> [Figure record extracts]
◆ ◆ ◆ ◆

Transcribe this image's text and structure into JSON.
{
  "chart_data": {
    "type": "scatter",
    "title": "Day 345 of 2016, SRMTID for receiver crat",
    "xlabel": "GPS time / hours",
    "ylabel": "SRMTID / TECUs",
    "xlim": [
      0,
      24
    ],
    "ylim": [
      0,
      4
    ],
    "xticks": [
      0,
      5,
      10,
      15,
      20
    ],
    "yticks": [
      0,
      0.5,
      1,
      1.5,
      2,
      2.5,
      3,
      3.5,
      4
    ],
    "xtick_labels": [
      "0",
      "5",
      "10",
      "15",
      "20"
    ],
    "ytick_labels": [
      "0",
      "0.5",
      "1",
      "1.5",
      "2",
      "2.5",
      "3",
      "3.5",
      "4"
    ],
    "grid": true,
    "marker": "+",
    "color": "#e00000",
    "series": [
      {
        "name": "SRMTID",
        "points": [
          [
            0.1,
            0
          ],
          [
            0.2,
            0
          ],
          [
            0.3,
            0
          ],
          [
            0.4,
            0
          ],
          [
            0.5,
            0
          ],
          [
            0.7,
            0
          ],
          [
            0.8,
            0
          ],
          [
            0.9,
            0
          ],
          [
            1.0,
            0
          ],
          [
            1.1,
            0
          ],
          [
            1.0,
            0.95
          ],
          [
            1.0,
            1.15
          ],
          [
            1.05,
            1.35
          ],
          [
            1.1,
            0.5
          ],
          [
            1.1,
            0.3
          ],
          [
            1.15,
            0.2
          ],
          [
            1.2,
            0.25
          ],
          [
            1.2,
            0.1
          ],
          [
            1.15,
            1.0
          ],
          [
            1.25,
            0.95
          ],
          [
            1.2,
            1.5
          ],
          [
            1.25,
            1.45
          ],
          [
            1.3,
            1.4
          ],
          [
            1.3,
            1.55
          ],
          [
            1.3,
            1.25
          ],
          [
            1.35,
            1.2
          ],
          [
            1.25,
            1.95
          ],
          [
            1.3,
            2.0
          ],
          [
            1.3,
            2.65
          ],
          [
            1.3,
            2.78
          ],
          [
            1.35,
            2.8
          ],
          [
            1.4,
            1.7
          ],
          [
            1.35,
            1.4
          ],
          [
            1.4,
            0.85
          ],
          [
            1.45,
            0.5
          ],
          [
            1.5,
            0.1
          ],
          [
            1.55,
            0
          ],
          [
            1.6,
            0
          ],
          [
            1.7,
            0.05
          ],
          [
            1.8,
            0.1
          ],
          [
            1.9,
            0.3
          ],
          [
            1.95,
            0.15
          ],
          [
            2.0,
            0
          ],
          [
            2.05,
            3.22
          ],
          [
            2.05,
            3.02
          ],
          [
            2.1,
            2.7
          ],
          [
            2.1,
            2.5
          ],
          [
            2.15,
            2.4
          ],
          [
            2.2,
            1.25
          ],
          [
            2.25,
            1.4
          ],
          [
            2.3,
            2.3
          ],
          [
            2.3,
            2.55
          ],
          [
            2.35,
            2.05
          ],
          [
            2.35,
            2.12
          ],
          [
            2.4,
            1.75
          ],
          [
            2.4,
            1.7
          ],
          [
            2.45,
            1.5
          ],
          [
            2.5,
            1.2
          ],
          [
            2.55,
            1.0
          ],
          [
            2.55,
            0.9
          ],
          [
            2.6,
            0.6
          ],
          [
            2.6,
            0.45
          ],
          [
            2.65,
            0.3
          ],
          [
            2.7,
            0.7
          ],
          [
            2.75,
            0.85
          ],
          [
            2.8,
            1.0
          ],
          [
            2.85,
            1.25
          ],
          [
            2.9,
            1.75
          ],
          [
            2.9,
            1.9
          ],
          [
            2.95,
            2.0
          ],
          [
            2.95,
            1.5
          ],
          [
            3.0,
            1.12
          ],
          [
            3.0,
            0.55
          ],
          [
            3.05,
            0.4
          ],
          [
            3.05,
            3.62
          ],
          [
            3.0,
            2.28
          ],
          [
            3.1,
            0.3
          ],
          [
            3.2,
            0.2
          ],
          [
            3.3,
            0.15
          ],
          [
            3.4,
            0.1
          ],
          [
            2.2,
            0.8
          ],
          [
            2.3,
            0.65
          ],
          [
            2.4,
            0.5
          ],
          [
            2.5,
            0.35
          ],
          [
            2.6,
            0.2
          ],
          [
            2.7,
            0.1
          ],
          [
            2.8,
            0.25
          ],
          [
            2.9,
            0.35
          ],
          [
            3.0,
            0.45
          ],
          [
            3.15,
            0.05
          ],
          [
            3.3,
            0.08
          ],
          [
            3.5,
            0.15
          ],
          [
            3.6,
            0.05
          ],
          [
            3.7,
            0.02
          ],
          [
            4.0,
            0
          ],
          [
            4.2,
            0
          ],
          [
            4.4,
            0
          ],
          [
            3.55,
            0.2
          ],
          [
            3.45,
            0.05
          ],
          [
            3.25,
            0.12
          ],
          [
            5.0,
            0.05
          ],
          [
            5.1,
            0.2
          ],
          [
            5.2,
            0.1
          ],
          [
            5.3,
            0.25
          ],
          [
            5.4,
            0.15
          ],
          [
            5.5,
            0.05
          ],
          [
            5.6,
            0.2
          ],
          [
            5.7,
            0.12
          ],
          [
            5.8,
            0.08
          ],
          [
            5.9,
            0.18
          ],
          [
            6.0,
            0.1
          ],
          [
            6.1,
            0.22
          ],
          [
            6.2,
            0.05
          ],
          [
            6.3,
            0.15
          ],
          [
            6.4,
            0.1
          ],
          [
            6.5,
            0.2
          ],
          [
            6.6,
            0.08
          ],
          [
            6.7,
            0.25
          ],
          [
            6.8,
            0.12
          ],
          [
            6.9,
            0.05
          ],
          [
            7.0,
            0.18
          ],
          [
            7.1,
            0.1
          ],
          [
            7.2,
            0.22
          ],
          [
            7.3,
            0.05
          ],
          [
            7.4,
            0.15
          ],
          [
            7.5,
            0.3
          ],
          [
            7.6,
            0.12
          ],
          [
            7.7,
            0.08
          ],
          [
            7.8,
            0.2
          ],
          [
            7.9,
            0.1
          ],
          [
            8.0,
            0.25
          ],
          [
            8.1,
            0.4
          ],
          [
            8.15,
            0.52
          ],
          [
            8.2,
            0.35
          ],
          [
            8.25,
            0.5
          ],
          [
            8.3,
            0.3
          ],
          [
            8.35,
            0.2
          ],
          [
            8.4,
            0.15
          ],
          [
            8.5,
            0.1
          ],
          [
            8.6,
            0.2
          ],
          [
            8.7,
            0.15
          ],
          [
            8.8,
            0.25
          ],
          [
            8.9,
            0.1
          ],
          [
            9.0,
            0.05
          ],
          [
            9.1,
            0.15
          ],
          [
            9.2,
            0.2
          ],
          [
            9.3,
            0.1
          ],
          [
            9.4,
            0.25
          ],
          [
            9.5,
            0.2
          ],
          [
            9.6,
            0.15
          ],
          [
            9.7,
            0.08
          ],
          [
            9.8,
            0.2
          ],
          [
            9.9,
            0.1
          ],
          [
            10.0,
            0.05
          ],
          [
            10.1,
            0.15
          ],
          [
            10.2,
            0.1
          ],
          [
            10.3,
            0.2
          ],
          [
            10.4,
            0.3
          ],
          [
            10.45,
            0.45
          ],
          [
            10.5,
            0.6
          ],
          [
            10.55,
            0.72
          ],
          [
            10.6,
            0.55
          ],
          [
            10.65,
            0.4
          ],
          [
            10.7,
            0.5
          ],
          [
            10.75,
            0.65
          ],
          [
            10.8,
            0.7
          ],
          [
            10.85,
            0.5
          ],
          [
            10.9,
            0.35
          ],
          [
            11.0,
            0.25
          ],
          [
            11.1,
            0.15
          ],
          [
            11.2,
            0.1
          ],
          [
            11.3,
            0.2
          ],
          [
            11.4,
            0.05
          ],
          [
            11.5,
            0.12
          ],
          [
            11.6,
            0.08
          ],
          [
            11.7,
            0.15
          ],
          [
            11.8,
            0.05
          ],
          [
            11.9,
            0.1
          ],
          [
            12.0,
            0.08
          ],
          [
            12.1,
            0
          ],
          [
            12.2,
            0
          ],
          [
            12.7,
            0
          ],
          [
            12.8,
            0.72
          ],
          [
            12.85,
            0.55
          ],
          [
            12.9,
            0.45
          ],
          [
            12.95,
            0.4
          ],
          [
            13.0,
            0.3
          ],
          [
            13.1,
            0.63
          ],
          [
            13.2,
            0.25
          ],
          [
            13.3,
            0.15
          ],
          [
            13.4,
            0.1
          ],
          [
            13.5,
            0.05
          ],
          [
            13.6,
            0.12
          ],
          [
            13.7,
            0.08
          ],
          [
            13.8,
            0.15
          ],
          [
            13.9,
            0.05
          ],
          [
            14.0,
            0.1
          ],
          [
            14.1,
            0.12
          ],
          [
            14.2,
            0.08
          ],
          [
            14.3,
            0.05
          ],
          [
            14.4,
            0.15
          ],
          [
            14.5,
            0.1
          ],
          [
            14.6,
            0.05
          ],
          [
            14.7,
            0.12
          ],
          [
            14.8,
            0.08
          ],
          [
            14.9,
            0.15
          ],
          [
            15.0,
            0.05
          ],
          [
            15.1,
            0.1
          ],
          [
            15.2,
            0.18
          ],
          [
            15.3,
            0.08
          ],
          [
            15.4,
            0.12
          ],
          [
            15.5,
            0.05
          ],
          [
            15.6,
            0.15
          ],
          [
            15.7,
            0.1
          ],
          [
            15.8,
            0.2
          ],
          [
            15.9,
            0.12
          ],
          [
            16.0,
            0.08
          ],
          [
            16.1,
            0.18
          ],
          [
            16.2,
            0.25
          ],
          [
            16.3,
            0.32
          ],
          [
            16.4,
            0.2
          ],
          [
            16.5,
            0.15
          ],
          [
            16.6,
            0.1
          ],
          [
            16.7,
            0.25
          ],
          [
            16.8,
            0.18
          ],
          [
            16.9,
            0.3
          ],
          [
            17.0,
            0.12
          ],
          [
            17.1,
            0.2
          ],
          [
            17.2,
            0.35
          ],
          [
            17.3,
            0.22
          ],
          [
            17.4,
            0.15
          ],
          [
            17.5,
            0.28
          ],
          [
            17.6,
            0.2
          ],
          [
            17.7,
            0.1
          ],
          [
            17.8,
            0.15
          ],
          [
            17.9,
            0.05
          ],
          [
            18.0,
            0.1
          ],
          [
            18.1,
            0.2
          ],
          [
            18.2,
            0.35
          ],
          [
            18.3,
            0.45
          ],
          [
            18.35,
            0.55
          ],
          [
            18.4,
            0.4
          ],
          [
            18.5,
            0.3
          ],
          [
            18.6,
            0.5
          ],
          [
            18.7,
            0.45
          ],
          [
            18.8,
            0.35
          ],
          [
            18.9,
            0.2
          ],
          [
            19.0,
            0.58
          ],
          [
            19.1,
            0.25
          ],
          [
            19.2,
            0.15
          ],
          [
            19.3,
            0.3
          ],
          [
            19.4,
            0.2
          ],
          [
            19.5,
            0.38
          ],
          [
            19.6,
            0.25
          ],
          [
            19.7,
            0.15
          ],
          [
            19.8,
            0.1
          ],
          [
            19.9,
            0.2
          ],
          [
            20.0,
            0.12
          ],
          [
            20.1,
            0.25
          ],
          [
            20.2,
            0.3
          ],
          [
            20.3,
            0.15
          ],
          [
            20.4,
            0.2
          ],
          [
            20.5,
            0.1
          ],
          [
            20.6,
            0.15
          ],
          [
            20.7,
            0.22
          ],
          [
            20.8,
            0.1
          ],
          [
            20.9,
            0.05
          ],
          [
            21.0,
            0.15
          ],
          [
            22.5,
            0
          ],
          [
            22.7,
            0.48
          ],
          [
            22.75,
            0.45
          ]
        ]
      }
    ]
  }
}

◆ ◆ ◆ ◆

> [TASK DETAILS] Nothing but a number is needed here: how many lines hold the string "SRMTID"?

> [THE ANSWER] 3